» Instructions for the task:
Write out the material exactly, with the pictures left out.

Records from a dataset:
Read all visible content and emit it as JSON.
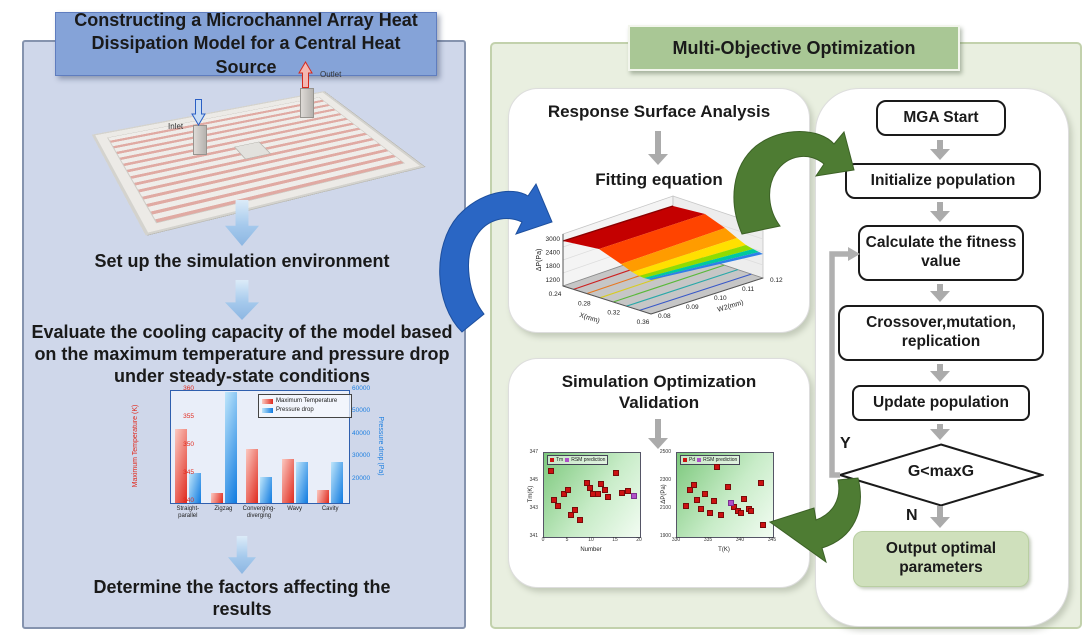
{
  "left_panel": {
    "title": "Constructing a Microchannel Array Heat Dissipation Model for a Central Heat Source",
    "model": {
      "inlet_label": "Inlet",
      "outlet_label": "Outlet"
    },
    "steps": {
      "setup": "Set up the simulation environment",
      "evaluate": "Evaluate the cooling capacity of the model based on the maximum temperature and pressure drop under steady-state conditions",
      "determine": "Determine the factors affecting the results"
    }
  },
  "right_panel": {
    "title": "Multi-Objective Optimization",
    "response_box": {
      "heading": "Response Surface Analysis",
      "subheading": "Fitting equation"
    },
    "validation_box": {
      "heading": "Simulation Optimization Validation"
    },
    "flowchart": {
      "start": "MGA Start",
      "initialize": "Initialize population",
      "fitness": "Calculate the fitness value",
      "crossover": "Crossover,mutation, replication",
      "update": "Update population",
      "decision": "G<maxG",
      "yes_label": "Y",
      "no_label": "N",
      "output": "Output optimal parameters"
    }
  },
  "chart_data": [
    {
      "id": "channel-type-comparison",
      "type": "bar",
      "categories": [
        "Straight-parallel",
        "Zigzag",
        "Converging-diverging",
        "Wavy",
        "Cavity"
      ],
      "series": [
        {
          "name": "Maximum Temperature",
          "axis": "left",
          "color": "#e02a1e",
          "values": [
            353.2,
            341.8,
            349.6,
            347.8,
            342.3
          ]
        },
        {
          "name": "Pressure drop",
          "axis": "right",
          "color": "#1d7fe0",
          "values": [
            23500,
            59500,
            21500,
            28500,
            28500
          ]
        }
      ],
      "left_axis": {
        "label": "Maximum Temperature (K)",
        "min": 340,
        "max": 360,
        "ticks": [
          340,
          345,
          350,
          355,
          360
        ]
      },
      "right_axis": {
        "label": "Pressure drop (Pa)",
        "min": 10000,
        "max": 60000,
        "ticks": [
          20000,
          30000,
          40000,
          50000,
          60000
        ]
      },
      "legend_position": "top-right"
    },
    {
      "id": "response-surface-fit",
      "type": "surface3d",
      "xlabel": "X(mm)",
      "x_ticks": [
        "0.24",
        "0.28",
        "0.32",
        "0.36"
      ],
      "ylabel": "W2(mm)",
      "y_ticks": [
        "0.08",
        "0.09",
        "0.10",
        "0.11",
        "0.12"
      ],
      "zlabel": "ΔP(Pa)",
      "z_ticks": [
        1200,
        1800,
        2400,
        3000
      ],
      "description": "Rainbow-colored fitted response surface, high red plateau at small X dropping to blue at large X, contour projection on gray base plane"
    },
    {
      "id": "validation-scatter-temperature",
      "type": "scatter",
      "legend": [
        "Tm",
        "RSM prediction"
      ],
      "xlabel": "Number",
      "x_ticks": [
        "0",
        "5",
        "10",
        "15",
        "20"
      ],
      "ylabel": "Tm(K)",
      "y_ticks": [
        "341",
        "343",
        "345",
        "347"
      ],
      "marker_color": "#cc1111",
      "highlight_color": "#b050c8",
      "points": [
        [
          0.06,
          0.8
        ],
        [
          0.09,
          0.45
        ],
        [
          0.13,
          0.38
        ],
        [
          0.2,
          0.52
        ],
        [
          0.24,
          0.57
        ],
        [
          0.27,
          0.28
        ],
        [
          0.31,
          0.33
        ],
        [
          0.36,
          0.22
        ],
        [
          0.44,
          0.66
        ],
        [
          0.47,
          0.6
        ],
        [
          0.5,
          0.52
        ],
        [
          0.55,
          0.53
        ],
        [
          0.58,
          0.64
        ],
        [
          0.62,
          0.57
        ],
        [
          0.66,
          0.49
        ],
        [
          0.74,
          0.77
        ],
        [
          0.8,
          0.54
        ],
        [
          0.86,
          0.56
        ]
      ],
      "highlight_point": [
        0.93,
        0.5
      ]
    },
    {
      "id": "validation-scatter-pressure",
      "type": "scatter",
      "legend": [
        "Pd",
        "RSM prediction"
      ],
      "xlabel": "T(K)",
      "x_ticks": [
        "330",
        "335",
        "340",
        "345"
      ],
      "ylabel": "ΔP(Pa)",
      "y_ticks": [
        "1900",
        "2100",
        "2300",
        "2500"
      ],
      "marker_color": "#cc1111",
      "highlight_color": "#b050c8",
      "points": [
        [
          0.08,
          0.38
        ],
        [
          0.12,
          0.57
        ],
        [
          0.17,
          0.63
        ],
        [
          0.2,
          0.45
        ],
        [
          0.24,
          0.34
        ],
        [
          0.28,
          0.52
        ],
        [
          0.33,
          0.3
        ],
        [
          0.37,
          0.44
        ],
        [
          0.41,
          0.84
        ],
        [
          0.45,
          0.27
        ],
        [
          0.52,
          0.61
        ],
        [
          0.58,
          0.37
        ],
        [
          0.62,
          0.32
        ],
        [
          0.66,
          0.3
        ],
        [
          0.69,
          0.47
        ],
        [
          0.74,
          0.35
        ],
        [
          0.76,
          0.32
        ],
        [
          0.86,
          0.66
        ],
        [
          0.89,
          0.16
        ]
      ],
      "highlight_point": [
        0.55,
        0.42
      ]
    }
  ],
  "colors": {
    "left_panel_bg": "#cfd7ea",
    "left_title_bg": "#85a3d8",
    "right_panel_bg": "#e9efe0",
    "right_title_bg": "#a9c795",
    "output_node_bg": "#cfe0bc",
    "blue_arrow": "#2a66c4",
    "green_arrow": "#4e7c33",
    "gray_arrow": "#ababab"
  }
}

» Result:
Read all visible content and emit it as JSON.
{
  "left_panel": {
    "title": "Constructing a Microchannel Array Heat Dissipation Model for a Central Heat Source",
    "model": {
      "inlet_label": "Inlet",
      "outlet_label": "Outlet"
    },
    "steps": {
      "setup": "Set up the simulation environment",
      "evaluate": "Evaluate the cooling capacity of the model based on the maximum temperature and pressure drop under steady-state conditions",
      "determine": "Determine the factors affecting the results"
    }
  },
  "right_panel": {
    "title": "Multi-Objective Optimization",
    "response_box": {
      "heading": "Response Surface Analysis",
      "subheading": "Fitting equation"
    },
    "validation_box": {
      "heading": "Simulation Optimization Validation"
    },
    "flowchart": {
      "start": "MGA Start",
      "initialize": "Initialize population",
      "fitness": "Calculate the fitness value",
      "crossover": "Crossover,mutation, replication",
      "update": "Update population",
      "decision": "G<maxG",
      "yes_label": "Y",
      "no_label": "N",
      "output": "Output optimal parameters"
    }
  },
  "chart_data": [
    {
      "id": "channel-type-comparison",
      "type": "bar",
      "categories": [
        "Straight-parallel",
        "Zigzag",
        "Converging-diverging",
        "Wavy",
        "Cavity"
      ],
      "series": [
        {
          "name": "Maximum Temperature",
          "axis": "left",
          "color": "#e02a1e",
          "values": [
            353.2,
            341.8,
            349.6,
            347.8,
            342.3
          ]
        },
        {
          "name": "Pressure drop",
          "axis": "right",
          "color": "#1d7fe0",
          "values": [
            23500,
            59500,
            21500,
            28500,
            28500
          ]
        }
      ],
      "left_axis": {
        "label": "Maximum Temperature (K)",
        "min": 340,
        "max": 360,
        "ticks": [
          340,
          345,
          350,
          355,
          360
        ]
      },
      "right_axis": {
        "label": "Pressure drop (Pa)",
        "min": 10000,
        "max": 60000,
        "ticks": [
          20000,
          30000,
          40000,
          50000,
          60000
        ]
      },
      "legend_position": "top-right"
    },
    {
      "id": "response-surface-fit",
      "type": "surface3d",
      "xlabel": "X(mm)",
      "x_ticks": [
        "0.24",
        "0.28",
        "0.32",
        "0.36"
      ],
      "ylabel": "W2(mm)",
      "y_ticks": [
        "0.08",
        "0.09",
        "0.10",
        "0.11",
        "0.12"
      ],
      "zlabel": "ΔP(Pa)",
      "z_ticks": [
        1200,
        1800,
        2400,
        3000
      ],
      "description": "Rainbow-colored fitted response surface, high red plateau at small X dropping to blue at large X, contour projection on gray base plane"
    },
    {
      "id": "validation-scatter-temperature",
      "type": "scatter",
      "legend": [
        "Tm",
        "RSM prediction"
      ],
      "xlabel": "Number",
      "x_ticks": [
        "0",
        "5",
        "10",
        "15",
        "20"
      ],
      "ylabel": "Tm(K)",
      "y_ticks": [
        "341",
        "343",
        "345",
        "347"
      ],
      "marker_color": "#cc1111",
      "highlight_color": "#b050c8",
      "points": [
        [
          0.06,
          0.8
        ],
        [
          0.09,
          0.45
        ],
        [
          0.13,
          0.38
        ],
        [
          0.2,
          0.52
        ],
        [
          0.24,
          0.57
        ],
        [
          0.27,
          0.28
        ],
        [
          0.31,
          0.33
        ],
        [
          0.36,
          0.22
        ],
        [
          0.44,
          0.66
        ],
        [
          0.47,
          0.6
        ],
        [
          0.5,
          0.52
        ],
        [
          0.55,
          0.53
        ],
        [
          0.58,
          0.64
        ],
        [
          0.62,
          0.57
        ],
        [
          0.66,
          0.49
        ],
        [
          0.74,
          0.77
        ],
        [
          0.8,
          0.54
        ],
        [
          0.86,
          0.56
        ]
      ],
      "highlight_point": [
        0.93,
        0.5
      ]
    },
    {
      "id": "validation-scatter-pressure",
      "type": "scatter",
      "legend": [
        "Pd",
        "RSM prediction"
      ],
      "xlabel": "T(K)",
      "x_ticks": [
        "330",
        "335",
        "340",
        "345"
      ],
      "ylabel": "ΔP(Pa)",
      "y_ticks": [
        "1900",
        "2100",
        "2300",
        "2500"
      ],
      "marker_color": "#cc1111",
      "highlight_color": "#b050c8",
      "points": [
        [
          0.08,
          0.38
        ],
        [
          0.12,
          0.57
        ],
        [
          0.17,
          0.63
        ],
        [
          0.2,
          0.45
        ],
        [
          0.24,
          0.34
        ],
        [
          0.28,
          0.52
        ],
        [
          0.33,
          0.3
        ],
        [
          0.37,
          0.44
        ],
        [
          0.41,
          0.84
        ],
        [
          0.45,
          0.27
        ],
        [
          0.52,
          0.61
        ],
        [
          0.58,
          0.37
        ],
        [
          0.62,
          0.32
        ],
        [
          0.66,
          0.3
        ],
        [
          0.69,
          0.47
        ],
        [
          0.74,
          0.35
        ],
        [
          0.76,
          0.32
        ],
        [
          0.86,
          0.66
        ],
        [
          0.89,
          0.16
        ]
      ],
      "highlight_point": [
        0.55,
        0.42
      ]
    }
  ],
  "colors": {
    "left_panel_bg": "#cfd7ea",
    "left_title_bg": "#85a3d8",
    "right_panel_bg": "#e9efe0",
    "right_title_bg": "#a9c795",
    "output_node_bg": "#cfe0bc",
    "blue_arrow": "#2a66c4",
    "green_arrow": "#4e7c33",
    "gray_arrow": "#ababab"
  }
}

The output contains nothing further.